Show every line that has the string "della" in it.

[Data records]:
----------
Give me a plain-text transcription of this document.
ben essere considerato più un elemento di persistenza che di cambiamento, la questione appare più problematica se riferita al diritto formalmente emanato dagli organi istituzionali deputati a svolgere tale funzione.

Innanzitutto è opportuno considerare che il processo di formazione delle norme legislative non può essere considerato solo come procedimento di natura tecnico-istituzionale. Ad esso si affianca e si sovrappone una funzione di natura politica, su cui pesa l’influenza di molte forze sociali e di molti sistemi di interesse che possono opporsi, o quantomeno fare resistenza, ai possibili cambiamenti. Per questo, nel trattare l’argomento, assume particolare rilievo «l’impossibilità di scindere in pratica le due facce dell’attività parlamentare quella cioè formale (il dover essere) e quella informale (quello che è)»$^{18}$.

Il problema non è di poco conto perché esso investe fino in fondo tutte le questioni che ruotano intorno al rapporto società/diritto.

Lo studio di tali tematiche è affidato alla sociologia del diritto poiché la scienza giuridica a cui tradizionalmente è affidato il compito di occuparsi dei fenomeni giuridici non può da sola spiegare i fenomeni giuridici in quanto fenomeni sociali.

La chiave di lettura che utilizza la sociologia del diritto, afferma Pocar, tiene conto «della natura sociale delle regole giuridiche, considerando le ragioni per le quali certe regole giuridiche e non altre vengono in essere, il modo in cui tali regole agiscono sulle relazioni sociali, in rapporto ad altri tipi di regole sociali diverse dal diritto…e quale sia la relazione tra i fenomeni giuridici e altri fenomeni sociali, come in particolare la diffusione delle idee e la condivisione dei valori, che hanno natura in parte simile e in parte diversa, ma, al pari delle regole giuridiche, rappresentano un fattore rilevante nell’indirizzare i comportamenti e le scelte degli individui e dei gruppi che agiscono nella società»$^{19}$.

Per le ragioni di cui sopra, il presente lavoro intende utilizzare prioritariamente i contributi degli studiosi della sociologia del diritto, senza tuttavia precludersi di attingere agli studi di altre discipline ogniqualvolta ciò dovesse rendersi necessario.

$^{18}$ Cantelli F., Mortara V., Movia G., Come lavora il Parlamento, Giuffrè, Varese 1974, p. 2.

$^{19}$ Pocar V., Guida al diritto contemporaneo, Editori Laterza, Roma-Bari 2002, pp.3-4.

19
----------
[SOLUTION FOR THIS EXERCISE]:
La chiave di lettura che utilizza la sociologia del diritto, afferma Pocar, tiene conto «della natura sociale delle regole giuridiche, considerando le ragioni per le quali certe regole giuridiche e non altre vengono in essere, il modo in cui tali regole agiscono sulle relazioni sociali, in rapporto ad altri tipi di regole sociali diverse dal diritto…e quale sia la relazione tra i fenomeni giuridici e altri fenomeni sociali, come in particolare la diffusione delle idee e la condivisione dei valori, che hanno natura in parte simile e in parte diversa, ma, al pari delle regole giuridiche, rappresentano un fattore rilevante nell’indirizzare i comportamenti e le scelte degli individui e dei gruppi che agiscono nella società»$^{19}$.
Per le ragioni di cui sopra, il presente lavoro intende utilizzare prioritariamente i contributi degli studiosi della sociologia del diritto, senza tuttavia precludersi di attingere agli studi di altre discipline ogniqualvolta ciò dovesse rendersi necessario.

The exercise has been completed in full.